** Page text follows **

By: Maggie Severns
A majority of voters in this month’s special congressional election in western Pennsylvania were aware of Democrat Conor Lamb’s stance against taking money from special interests, according to a new poll commissioned by End Citizens United, and almost a fifth of Lamb voters cited his position on special interest money as the reason for their vote.
The poll, conducted by Democratic firm Public Policy Polling, indicates money in politics may have been a key issue for Lamb in his razor-thin victory over Republican Rick Saccone. Among those polled who said they voted for Lamb, the fact that Lamb “refused corporate special interest money” was the second most-likely reason cited for voting for Lamb, though a distant second to 43 percent who said Lamb would defend Social Security and Medicare.
Lamb did not accept corporate PAC money during his race. He used fighting special interests as part of his campaign message and lambasted “dark money spending” in campaign ads.
End Citizens United, a PAC that aims to get money out of politics, has been shopping its message to Democrats running for office, making the argument that its message can help Democrats appeal to voters looking for reform-minded candidates — and deflect attacks that they are a party of “Washington insiders.”
“By rejecting corporate PAC money, Lamb broke through voter skepticism about who he was going to work for once elected and countered Republican attacks. It proved to voters early on that he’s running to work for Pennsylvania families and not mega-donors,” ECU President Tiffany Muller said in a statement.
PPP conducted the poll of 539 voters in the since-altered 18th District from March 26-27. The margin of error was plus or minus 4.2 percentage points.

** End of Page text **

§ Problem details:
Name every person mentioned by name in the Pennsylvania election poll article above.

** Record excerpts follows **

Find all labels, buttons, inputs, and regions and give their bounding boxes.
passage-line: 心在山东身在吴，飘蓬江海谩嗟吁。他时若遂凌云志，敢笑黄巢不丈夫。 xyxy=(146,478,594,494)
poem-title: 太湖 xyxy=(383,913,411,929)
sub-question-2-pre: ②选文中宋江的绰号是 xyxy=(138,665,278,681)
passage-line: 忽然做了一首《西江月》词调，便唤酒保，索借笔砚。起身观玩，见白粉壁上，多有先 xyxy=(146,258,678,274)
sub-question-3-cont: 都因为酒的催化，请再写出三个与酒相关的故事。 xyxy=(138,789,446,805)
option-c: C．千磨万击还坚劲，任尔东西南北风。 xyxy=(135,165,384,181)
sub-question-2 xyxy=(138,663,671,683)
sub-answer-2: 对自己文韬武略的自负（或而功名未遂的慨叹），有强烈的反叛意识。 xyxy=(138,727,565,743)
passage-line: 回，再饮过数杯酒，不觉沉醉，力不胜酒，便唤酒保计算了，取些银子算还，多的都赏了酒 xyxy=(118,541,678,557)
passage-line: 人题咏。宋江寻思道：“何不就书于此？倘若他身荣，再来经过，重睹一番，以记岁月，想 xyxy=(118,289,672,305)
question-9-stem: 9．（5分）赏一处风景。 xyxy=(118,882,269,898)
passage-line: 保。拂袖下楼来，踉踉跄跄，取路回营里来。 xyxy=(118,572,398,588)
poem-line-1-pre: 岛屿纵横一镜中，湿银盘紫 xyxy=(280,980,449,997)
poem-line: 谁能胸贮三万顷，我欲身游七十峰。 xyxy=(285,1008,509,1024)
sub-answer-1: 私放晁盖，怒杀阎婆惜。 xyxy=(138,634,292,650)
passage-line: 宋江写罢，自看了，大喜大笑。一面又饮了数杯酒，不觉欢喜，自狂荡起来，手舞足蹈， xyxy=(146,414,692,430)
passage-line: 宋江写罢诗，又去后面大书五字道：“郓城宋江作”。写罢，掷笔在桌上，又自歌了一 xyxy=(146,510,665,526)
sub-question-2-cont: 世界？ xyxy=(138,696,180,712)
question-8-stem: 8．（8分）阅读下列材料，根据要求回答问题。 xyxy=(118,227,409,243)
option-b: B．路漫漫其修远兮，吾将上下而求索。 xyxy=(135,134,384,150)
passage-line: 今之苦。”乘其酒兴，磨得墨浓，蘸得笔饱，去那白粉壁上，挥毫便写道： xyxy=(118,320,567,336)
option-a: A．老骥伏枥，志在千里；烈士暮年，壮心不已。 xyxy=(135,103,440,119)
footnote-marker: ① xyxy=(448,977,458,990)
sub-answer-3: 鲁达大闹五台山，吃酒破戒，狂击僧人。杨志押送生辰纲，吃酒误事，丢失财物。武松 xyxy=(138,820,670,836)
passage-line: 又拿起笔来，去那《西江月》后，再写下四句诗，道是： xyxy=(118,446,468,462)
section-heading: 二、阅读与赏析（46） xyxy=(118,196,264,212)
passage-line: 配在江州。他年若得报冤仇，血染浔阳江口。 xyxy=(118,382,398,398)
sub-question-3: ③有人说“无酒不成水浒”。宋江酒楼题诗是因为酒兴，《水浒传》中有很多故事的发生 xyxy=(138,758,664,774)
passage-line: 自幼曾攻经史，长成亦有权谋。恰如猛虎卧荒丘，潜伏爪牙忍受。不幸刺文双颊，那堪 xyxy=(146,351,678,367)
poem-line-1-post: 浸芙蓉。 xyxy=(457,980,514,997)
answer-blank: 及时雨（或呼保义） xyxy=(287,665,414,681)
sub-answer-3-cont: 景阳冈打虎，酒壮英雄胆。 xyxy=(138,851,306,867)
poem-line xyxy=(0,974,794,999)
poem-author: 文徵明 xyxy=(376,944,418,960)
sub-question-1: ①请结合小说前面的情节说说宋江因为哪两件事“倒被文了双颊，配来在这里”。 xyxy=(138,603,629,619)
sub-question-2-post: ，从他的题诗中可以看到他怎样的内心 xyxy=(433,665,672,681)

** End of Record excerpts **

§ Result for this task:
Maggie Severns
Conor Lamb
Rick Saccone
Tiffany Muller